Problem details
Reproduce the entries exactly.

Data
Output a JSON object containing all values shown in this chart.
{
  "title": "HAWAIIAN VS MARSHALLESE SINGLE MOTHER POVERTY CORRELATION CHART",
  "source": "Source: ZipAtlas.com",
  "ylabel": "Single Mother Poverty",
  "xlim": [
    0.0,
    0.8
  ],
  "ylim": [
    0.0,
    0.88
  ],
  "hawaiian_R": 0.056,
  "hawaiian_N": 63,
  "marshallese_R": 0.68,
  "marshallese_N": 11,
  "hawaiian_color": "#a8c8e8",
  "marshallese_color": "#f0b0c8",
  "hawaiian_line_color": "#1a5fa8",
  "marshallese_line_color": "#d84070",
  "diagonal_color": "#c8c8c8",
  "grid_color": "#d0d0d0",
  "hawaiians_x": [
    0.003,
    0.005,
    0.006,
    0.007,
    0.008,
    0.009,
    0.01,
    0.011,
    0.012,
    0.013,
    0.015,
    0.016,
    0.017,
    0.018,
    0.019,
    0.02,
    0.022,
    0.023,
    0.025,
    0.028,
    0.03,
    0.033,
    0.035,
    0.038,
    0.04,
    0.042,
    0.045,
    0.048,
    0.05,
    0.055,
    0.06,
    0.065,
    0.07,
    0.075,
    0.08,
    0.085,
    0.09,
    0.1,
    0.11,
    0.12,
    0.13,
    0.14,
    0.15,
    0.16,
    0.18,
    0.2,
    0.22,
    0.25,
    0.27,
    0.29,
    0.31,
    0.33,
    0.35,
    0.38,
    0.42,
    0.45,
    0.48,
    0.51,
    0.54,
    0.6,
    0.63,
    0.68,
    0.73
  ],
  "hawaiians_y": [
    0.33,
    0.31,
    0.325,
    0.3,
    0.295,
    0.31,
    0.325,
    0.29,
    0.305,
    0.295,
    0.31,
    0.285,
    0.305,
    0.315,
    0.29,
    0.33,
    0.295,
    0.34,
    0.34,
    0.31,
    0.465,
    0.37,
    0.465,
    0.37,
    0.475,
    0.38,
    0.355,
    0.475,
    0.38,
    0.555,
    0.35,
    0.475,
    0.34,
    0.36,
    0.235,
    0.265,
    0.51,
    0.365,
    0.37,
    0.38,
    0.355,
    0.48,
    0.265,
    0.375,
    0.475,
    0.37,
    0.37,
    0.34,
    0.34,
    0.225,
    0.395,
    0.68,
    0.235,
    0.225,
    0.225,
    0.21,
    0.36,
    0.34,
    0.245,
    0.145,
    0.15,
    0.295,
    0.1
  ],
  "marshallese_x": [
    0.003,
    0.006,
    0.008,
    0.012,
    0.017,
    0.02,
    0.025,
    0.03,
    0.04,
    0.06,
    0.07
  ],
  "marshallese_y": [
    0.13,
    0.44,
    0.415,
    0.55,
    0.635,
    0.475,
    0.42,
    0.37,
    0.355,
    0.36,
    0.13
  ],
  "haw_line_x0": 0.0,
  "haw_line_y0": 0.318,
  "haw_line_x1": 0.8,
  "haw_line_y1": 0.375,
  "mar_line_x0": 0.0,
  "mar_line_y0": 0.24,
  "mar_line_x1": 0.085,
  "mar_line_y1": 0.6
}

Solved exercise
Output a JSON object containing all values shown in this chart.
{
  "title": "HAWAIIAN VS MARSHALLESE SINGLE MOTHER POVERTY CORRELATION CHART",
  "source": "Source: ZipAtlas.com",
  "ylabel": "Single Mother Poverty",
  "xlim": [
    0.0,
    0.8
  ],
  "ylim": [
    0.0,
    0.88
  ],
  "hawaiian_R": 0.056,
  "hawaiian_N": 63,
  "marshallese_R": 0.68,
  "marshallese_N": 11,
  "hawaiian_color": "#a8c8e8",
  "marshallese_color": "#f0b0c8",
  "hawaiian_line_color": "#1a5fa8",
  "marshallese_line_color": "#d84070",
  "diagonal_color": "#c8c8c8",
  "grid_color": "#d0d0d0",
  "hawaiians_x": [
    0.003,
    0.005,
    0.006,
    0.007,
    0.008,
    0.009,
    0.01,
    0.011,
    0.012,
    0.013,
    0.015,
    0.016,
    0.017,
    0.018,
    0.019,
    0.02,
    0.022,
    0.023,
    0.025,
    0.028,
    0.03,
    0.033,
    0.035,
    0.038,
    0.04,
    0.042,
    0.045,
    0.048,
    0.05,
    0.055,
    0.06,
    0.065,
    0.07,
    0.075,
    0.08,
    0.085,
    0.09,
    0.1,
    0.11,
    0.12,
    0.13,
    0.14,
    0.15,
    0.16,
    0.18,
    0.2,
    0.22,
    0.25,
    0.27,
    0.29,
    0.31,
    0.33,
    0.35,
    0.38,
    0.42,
    0.45,
    0.48,
    0.51,
    0.54,
    0.6,
    0.63,
    0.68,
    0.73
  ],
  "hawaiians_y": [
    0.33,
    0.31,
    0.325,
    0.3,
    0.295,
    0.31,
    0.325,
    0.29,
    0.305,
    0.295,
    0.31,
    0.285,
    0.305,
    0.315,
    0.29,
    0.33,
    0.295,
    0.34,
    0.34,
    0.31,
    0.465,
    0.37,
    0.465,
    0.37,
    0.475,
    0.38,
    0.355,
    0.475,
    0.38,
    0.555,
    0.35,
    0.475,
    0.34,
    0.36,
    0.235,
    0.265,
    0.51,
    0.365,
    0.37,
    0.38,
    0.355,
    0.48,
    0.265,
    0.375,
    0.475,
    0.37,
    0.37,
    0.34,
    0.34,
    0.225,
    0.395,
    0.68,
    0.235,
    0.225,
    0.225,
    0.21,
    0.36,
    0.34,
    0.245,
    0.145,
    0.15,
    0.295,
    0.1
  ],
  "marshallese_x": [
    0.003,
    0.006,
    0.008,
    0.012,
    0.017,
    0.02,
    0.025,
    0.03,
    0.04,
    0.06,
    0.07
  ],
  "marshallese_y": [
    0.13,
    0.44,
    0.415,
    0.55,
    0.635,
    0.475,
    0.42,
    0.37,
    0.355,
    0.36,
    0.13
  ],
  "haw_line_x0": 0.0,
  "haw_line_y0": 0.318,
  "haw_line_x1": 0.8,
  "haw_line_y1": 0.375,
  "mar_line_x0": 0.0,
  "mar_line_y0": 0.24,
  "mar_line_x1": 0.085,
  "mar_line_y1": 0.6
}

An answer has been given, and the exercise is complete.